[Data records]
-----

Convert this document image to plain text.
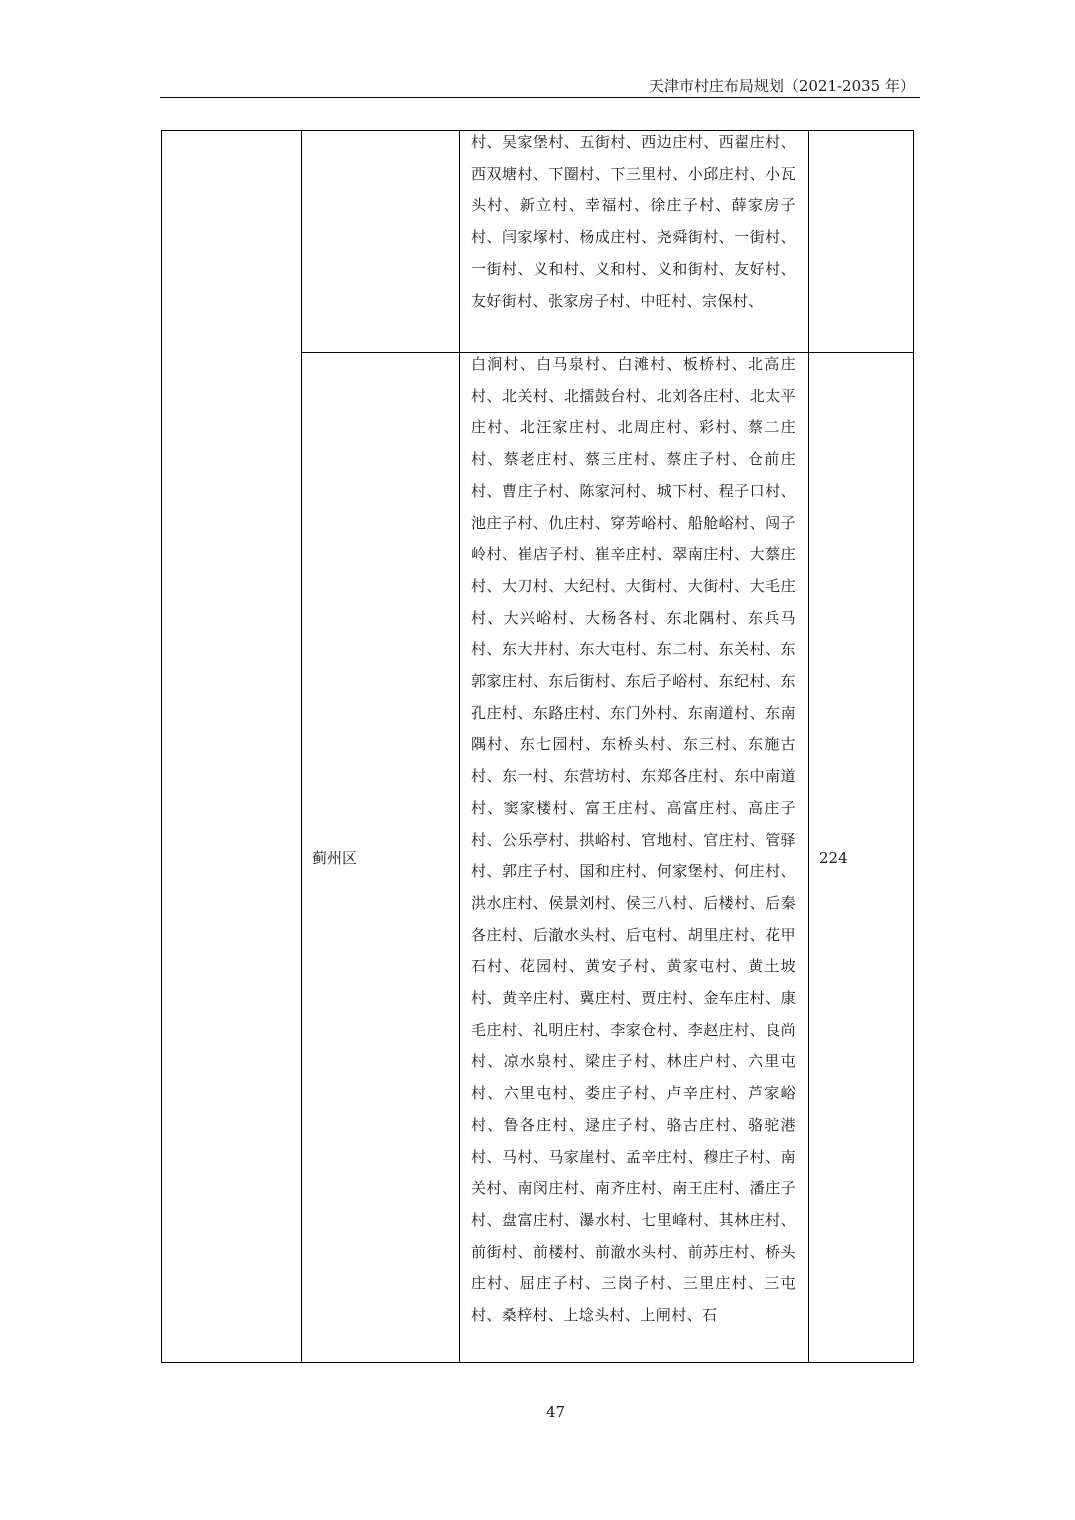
天津市村庄布局规划（2021-2035 年）

		村、吴家堡村、五街村、西边庄村、西翟庄村、西双塘村、下圈村、下三里村、小邱庄村、小瓦头村、新立村、幸福村、徐庄子村、薛家房子村、闫家塚村、杨成庄村、尧舜街村、一街村、一街村、义和村、义和村、义和街村、友好村、友好街村、张家房子村、中旺村、宗保村、	

	蓟州区	白涧村、白马泉村、白滩村、板桥村、北高庄村、北关村、北擂鼓台村、北刘各庄村、北太平庄村、北汪家庄村、北周庄村、彩村、蔡二庄村、蔡老庄村、蔡三庄村、蔡庄子村、仓前庄村、曹庄子村、陈家河村、城下村、程子口村、池庄子村、仇庄村、穿芳峪村、船舱峪村、闯子岭村、崔店子村、崔辛庄村、翠南庄村、大蔡庄村、大刀村、大纪村、大街村、大街村、大毛庄村、大兴峪村、大杨各村、东北隅村、东兵马村、东大井村、东大屯村、东二村、东关村、东郭家庄村、东后街村、东后子峪村、东纪村、东孔庄村、东路庄村、东门外村、东南道村、东南隅村、东七园村、东桥头村、东三村、东施古村、东一村、东营坊村、东郑各庄村、东中南道村、窦家楼村、富王庄村、高富庄村、高庄子村、公乐亭村、拱峪村、官地村、官庄村、管驿村、郭庄子村、国和庄村、何家堡村、何庄村、洪水庄村、侯景刘村、侯三八村、后楼村、后秦各庄村、后澈水头村、后屯村、胡里庄村、花甲石村、花园村、黄安子村、黄家屯村、黄土坡村、黄辛庄村、冀庄村、贾庄村、金车庄村、康毛庄村、礼明庄村、李家仓村、李赵庄村、良尚村、凉水泉村、梁庄子村、林庄户村、六里屯村、六里屯村、娄庄子村、卢辛庄村、芦家峪村、鲁各庄村、逯庄子村、骆古庄村、骆驼港村、马村、马家崖村、孟辛庄村、穆庄子村、南关村、南闵庄村、南齐庄村、南王庄村、潘庄子村、盘富庄村、瀑水村、七里峰村、其林庄村、前街村、前楼村、前澈水头村、前苏庄村、桥头庄村、屈庄子村、三岗子村、三里庄村、三屯村、桑梓村、上埝头村、上闸村、石	224
47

-----

Task instructions
Output every entry word for word, but omit the pictures.

Complete response
Convert this document image to plain text.
天津市村庄布局规划（2021-2035 年）

		村、吴家堡村、五街村、西边庄村、西翟庄村、西双塘村、下圈村、下三里村、小邱庄村、小瓦头村、新立村、幸福村、徐庄子村、薛家房子村、闫家塚村、杨成庄村、尧舜街村、一街村、一街村、义和村、义和村、义和街村、友好村、友好街村、张家房子村、中旺村、宗保村、	

	蓟州区	白涧村、白马泉村、白滩村、板桥村、北高庄村、北关村、北擂鼓台村、北刘各庄村、北太平庄村、北汪家庄村、北周庄村、彩村、蔡二庄村、蔡老庄村、蔡三庄村、蔡庄子村、仓前庄村、曹庄子村、陈家河村、城下村、程子口村、池庄子村、仇庄村、穿芳峪村、船舱峪村、闯子岭村、崔店子村、崔辛庄村、翠南庄村、大蔡庄村、大刀村、大纪村、大街村、大街村、大毛庄村、大兴峪村、大杨各村、东北隅村、东兵马村、东大井村、东大屯村、东二村、东关村、东郭家庄村、东后街村、东后子峪村、东纪村、东孔庄村、东路庄村、东门外村、东南道村、东南隅村、东七园村、东桥头村、东三村、东施古村、东一村、东营坊村、东郑各庄村、东中南道村、窦家楼村、富王庄村、高富庄村、高庄子村、公乐亭村、拱峪村、官地村、官庄村、管驿村、郭庄子村、国和庄村、何家堡村、何庄村、洪水庄村、侯景刘村、侯三八村、后楼村、后秦各庄村、后澈水头村、后屯村、胡里庄村、花甲石村、花园村、黄安子村、黄家屯村、黄土坡村、黄辛庄村、冀庄村、贾庄村、金车庄村、康毛庄村、礼明庄村、李家仓村、李赵庄村、良尚村、凉水泉村、梁庄子村、林庄户村、六里屯村、六里屯村、娄庄子村、卢辛庄村、芦家峪村、鲁各庄村、逯庄子村、骆古庄村、骆驼港村、马村、马家崖村、孟辛庄村、穆庄子村、南关村、南闵庄村、南齐庄村、南王庄村、潘庄子村、盘富庄村、瀑水村、七里峰村、其林庄村、前街村、前楼村、前澈水头村、前苏庄村、桥头庄村、屈庄子村、三岗子村、三里庄村、三屯村、桑梓村、上埝头村、上闸村、石	224
47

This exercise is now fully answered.